Source document:
Working for the World Bank and travelling across the globe exposed Chebet Mutai to the misconceptions many people held about Africa. She started re-evaluating her life and ended up making luxury bags that channel the continent’s true potential

Evelyn Makena @evemake_g

“She is chic and elegant,” says Chebet Mutai describing Shiru,  a stylish golden brown bag displayed in a glass-walled shop in Valley Arcade Mall, Nairobi. Within the shop, there is Makosewe, Amina, Nira, Bett, Auma and Mo, all part of  a collection of fashionable leather bags that Chebet makes. The names  of the bags are inspired by her friends, but the idea to start the business was sparked by a desire for change.

Growing up in Nakuru town, Chebet dreamt of travelling the world and meeting people. After completing her Economics degree at Kenyatta University in 2007, she landed a job at the World Bank in 2009. Working as a consultant at the Bretton Woods institution provided an opportunity to fulfil her childhood dream. But while she travelled the world, the experiences altered her in a significant way and got her re-evaluating her life.

“I travelled a lot and that changed how I perceived the world. There were so many misconceptions about what it meant to be African,” she says. Out of working for a World Bank programme that entailed helping businesses access finance, Chebet realised how massive the unemployment problem was across the continent. That spurred a desire to become part of the positive transformation in Africa.

Beyond the country

Armed with a burning desire to challenge the status quo, she traded the comfort of a well-paying job in 2012 to venture into the unpredictable world of entrepreneurship. At first, she ventured into fashion design, specialising in making custom-made clothes, but soon enough she realised it was best if she put her energies in making stylish leather bags.

Wazawazi, a luxury leather brand, was born. True to the business name, Wazawazi derived from words ‘Waza’ think,  ‘wazi’ open, Chebet has built the brand on open mindedness.  “Our products are about portraying Africa in its true form and encouraging people to see the continent for what it really is; endowed with a lot of potential,” she says. 

Her decision to settle on leather as the raw material was based on her desire to make durable and high quality products that would appeal to her clients. Besides, cowhides, which she uses are readily available in Kenya. “There is assurance of getting high quality since Kenya has some of the best tanneries,” she says. Apart from bags she also makes leather wallets, belts, organisers, ipad cases, travel and computer bags.

Problem to solve: From the article above about Chebet Mutai's leather bag business, set down word for word the passage starting with "Evelyn Makena @evemake_g" and going on through "re-evaluating her life.".

Supplied material:
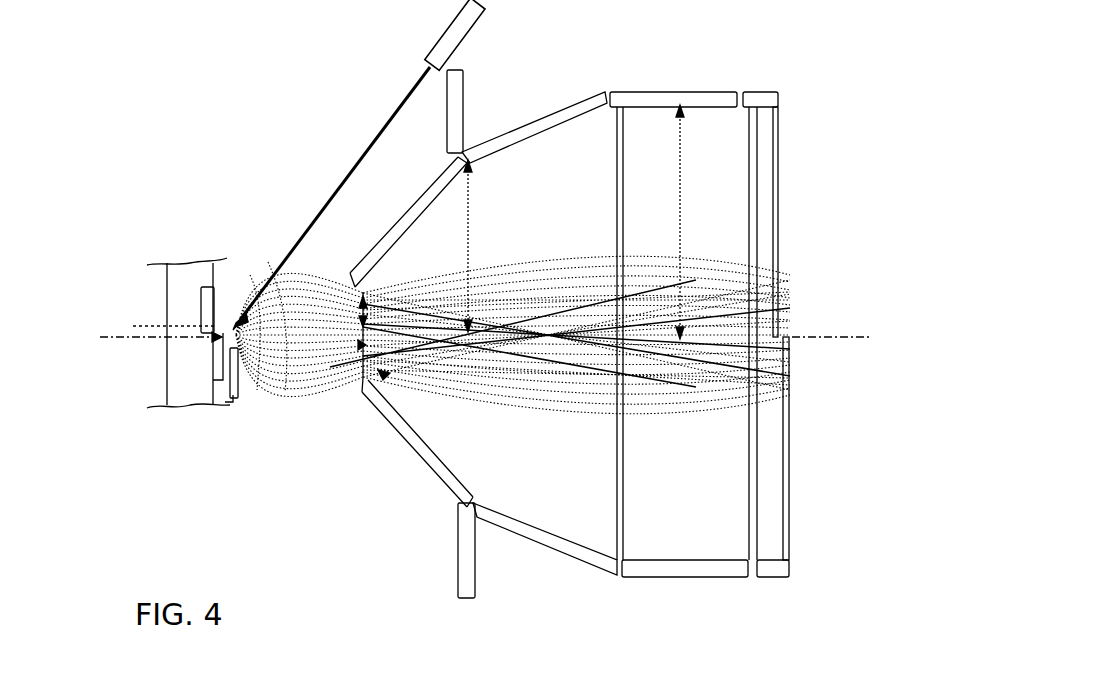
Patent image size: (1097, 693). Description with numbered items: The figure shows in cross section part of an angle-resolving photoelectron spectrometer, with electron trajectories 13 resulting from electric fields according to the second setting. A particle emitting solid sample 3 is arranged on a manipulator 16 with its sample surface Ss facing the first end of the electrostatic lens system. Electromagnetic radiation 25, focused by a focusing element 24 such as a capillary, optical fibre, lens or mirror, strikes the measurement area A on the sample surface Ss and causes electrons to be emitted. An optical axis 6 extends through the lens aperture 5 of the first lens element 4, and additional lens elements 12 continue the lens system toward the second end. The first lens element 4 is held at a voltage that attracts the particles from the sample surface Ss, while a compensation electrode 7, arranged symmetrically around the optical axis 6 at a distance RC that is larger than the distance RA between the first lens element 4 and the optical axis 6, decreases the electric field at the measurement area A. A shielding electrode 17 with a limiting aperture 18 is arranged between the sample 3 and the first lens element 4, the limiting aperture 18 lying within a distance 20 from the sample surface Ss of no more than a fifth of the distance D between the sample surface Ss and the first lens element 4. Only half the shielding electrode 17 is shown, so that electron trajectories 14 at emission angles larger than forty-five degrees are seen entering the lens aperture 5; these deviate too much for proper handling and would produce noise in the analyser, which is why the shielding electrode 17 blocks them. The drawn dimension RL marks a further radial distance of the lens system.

The result:
Evelyn Makena @evemake_g

“She is chic and elegant,” says Chebet Mutai describing Shiru,  a stylish golden brown bag displayed in a glass-walled shop in Valley Arcade Mall, Nairobi. Within the shop, there is Makosewe, Amina, Nira, Bett, Auma and Mo, all part of  a collection of fashionable leather bags that Chebet makes. The names  of the bags are inspired by her friends, but the idea to start the business was sparked by a desire for change.

Growing up in Nakuru town, Chebet dreamt of travelling the world and meeting people. After completing her Economics degree at Kenyatta University in 2007, she landed a job at the World Bank in 2009. Working as a consultant at the Bretton Woods institution provided an opportunity to fulfil her childhood dream. But while she travelled the world, the experiences altered her in a significant way and got her re-evaluating her life.